**Supplied entries**
++++++++++
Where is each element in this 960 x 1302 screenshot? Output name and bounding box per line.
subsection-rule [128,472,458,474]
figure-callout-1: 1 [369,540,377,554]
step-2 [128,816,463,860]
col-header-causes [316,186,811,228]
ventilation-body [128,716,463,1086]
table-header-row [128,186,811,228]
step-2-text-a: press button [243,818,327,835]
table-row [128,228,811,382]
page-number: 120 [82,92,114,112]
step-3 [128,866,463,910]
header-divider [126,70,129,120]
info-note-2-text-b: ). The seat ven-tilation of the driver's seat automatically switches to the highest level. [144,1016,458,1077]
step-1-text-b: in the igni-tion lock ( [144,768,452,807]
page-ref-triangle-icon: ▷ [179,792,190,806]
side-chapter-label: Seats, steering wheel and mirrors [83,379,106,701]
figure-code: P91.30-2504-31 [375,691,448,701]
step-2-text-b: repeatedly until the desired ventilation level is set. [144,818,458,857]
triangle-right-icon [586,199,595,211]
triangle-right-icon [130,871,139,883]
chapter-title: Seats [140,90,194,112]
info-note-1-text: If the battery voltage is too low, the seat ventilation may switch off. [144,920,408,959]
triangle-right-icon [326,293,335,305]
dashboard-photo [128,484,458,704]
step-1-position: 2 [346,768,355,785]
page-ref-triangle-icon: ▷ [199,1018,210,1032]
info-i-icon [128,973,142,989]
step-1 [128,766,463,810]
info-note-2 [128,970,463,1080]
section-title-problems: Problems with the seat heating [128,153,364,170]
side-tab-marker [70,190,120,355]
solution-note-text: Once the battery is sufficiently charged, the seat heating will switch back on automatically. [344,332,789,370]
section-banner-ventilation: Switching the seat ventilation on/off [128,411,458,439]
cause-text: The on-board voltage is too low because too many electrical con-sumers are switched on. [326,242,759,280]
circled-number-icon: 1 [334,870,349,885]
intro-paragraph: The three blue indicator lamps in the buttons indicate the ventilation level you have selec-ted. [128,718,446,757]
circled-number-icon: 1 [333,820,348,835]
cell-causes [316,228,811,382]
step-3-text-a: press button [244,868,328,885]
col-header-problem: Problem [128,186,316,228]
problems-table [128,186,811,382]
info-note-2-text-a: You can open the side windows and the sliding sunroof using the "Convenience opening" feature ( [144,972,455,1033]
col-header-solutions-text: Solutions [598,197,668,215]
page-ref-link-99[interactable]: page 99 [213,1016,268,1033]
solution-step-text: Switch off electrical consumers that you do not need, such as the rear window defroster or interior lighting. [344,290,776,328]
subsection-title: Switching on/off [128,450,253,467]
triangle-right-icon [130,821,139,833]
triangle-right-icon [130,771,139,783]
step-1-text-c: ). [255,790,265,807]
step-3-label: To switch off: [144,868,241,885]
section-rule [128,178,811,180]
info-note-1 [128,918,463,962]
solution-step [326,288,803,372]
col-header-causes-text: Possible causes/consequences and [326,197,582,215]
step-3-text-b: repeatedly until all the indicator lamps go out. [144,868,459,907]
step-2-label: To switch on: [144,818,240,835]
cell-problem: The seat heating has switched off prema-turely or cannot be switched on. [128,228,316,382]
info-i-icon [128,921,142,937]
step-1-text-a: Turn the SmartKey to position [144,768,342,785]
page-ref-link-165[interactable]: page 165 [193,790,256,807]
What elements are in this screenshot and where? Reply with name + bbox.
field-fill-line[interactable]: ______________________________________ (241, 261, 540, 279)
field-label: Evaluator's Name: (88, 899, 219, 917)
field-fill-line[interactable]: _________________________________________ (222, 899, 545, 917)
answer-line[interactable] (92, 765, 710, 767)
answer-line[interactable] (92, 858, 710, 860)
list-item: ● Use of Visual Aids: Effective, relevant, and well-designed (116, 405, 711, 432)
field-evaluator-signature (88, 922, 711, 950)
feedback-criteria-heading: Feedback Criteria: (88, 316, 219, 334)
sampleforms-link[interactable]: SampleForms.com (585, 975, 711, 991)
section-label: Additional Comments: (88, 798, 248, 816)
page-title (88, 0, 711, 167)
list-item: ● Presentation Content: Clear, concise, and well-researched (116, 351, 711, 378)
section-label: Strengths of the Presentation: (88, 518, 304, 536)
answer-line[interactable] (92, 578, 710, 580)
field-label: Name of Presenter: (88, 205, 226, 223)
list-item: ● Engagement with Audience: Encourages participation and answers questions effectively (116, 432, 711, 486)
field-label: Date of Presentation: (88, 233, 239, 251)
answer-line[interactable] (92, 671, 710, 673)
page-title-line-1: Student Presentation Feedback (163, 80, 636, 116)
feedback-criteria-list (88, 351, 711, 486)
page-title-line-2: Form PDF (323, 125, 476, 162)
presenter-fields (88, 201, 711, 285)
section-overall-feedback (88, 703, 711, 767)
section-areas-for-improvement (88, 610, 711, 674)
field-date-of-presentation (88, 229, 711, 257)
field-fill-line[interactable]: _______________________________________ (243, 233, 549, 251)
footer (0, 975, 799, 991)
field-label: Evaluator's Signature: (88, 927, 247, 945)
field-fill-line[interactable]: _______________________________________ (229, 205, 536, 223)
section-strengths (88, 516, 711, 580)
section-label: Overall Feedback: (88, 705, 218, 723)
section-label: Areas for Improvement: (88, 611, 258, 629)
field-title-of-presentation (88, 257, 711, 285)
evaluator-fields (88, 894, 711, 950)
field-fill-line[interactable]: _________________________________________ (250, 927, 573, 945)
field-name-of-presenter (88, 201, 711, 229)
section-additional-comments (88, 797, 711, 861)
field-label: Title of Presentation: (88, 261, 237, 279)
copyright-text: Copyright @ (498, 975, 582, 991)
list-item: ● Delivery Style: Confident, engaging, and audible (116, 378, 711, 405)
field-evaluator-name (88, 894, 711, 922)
++++++++++
**Requirements**
Reproduce the stretch from the start of the items through the line containing "circled-number-icon: 1 [333,820,348,835]", swapping "battery" for "starter battery" and leaving everything else unchanged.

**Correct response**
Where is each element in this 960 x 1302 screenshot? Output name and bounding box per line.
subsection-rule [128,472,458,474]
figure-callout-1: 1 [369,540,377,554]
step-2 [128,816,463,860]
col-header-causes [316,186,811,228]
ventilation-body [128,716,463,1086]
table-header-row [128,186,811,228]
step-2-text-a: press button [243,818,327,835]
table-row [128,228,811,382]
page-number: 120 [82,92,114,112]
step-3 [128,866,463,910]
header-divider [126,70,129,120]
info-note-2-text-b: ). The seat ven-tilation of the driver's seat automatically switches to the highest level. [144,1016,458,1077]
step-1-text-b: in the igni-tion lock ( [144,768,452,807]
page-ref-triangle-icon: ▷ [179,792,190,806]
side-chapter-label: Seats, steering wheel and mirrors [83,379,106,701]
figure-code: P91.30-2504-31 [375,691,448,701]
step-2-text-b: repeatedly until the desired ventilation level is set. [144,818,458,857]
triangle-right-icon [586,199,595,211]
triangle-right-icon [130,871,139,883]
chapter-title: Seats [140,90,194,112]
info-note-1-text: If the starter battery voltage is too low, the seat ventilation may switch off. [144,920,408,959]
triangle-right-icon [326,293,335,305]
dashboard-photo [128,484,458,704]
step-1-position: 2 [346,768,355,785]
page-ref-triangle-icon: ▷ [199,1018,210,1032]
info-i-icon [128,973,142,989]
step-1 [128,766,463,810]
info-note-2 [128,970,463,1080]
section-title-problems: Problems with the seat heating [128,153,364,170]
side-tab-marker [70,190,120,355]
solution-note-text: Once the starter battery is sufficiently charged, the seat heating will switch back on automatically. [344,332,789,370]
section-banner-ventilation: Switching the seat ventilation on/off [128,411,458,439]
cause-text: The on-board voltage is too low because too many electrical con-sumers are switched on. [326,242,759,280]
circled-number-icon: 1 [334,870,349,885]
intro-paragraph: The three blue indicator lamps in the buttons indicate the ventilation level you have selec-ted. [128,718,446,757]
circled-number-icon: 1 [333,820,348,835]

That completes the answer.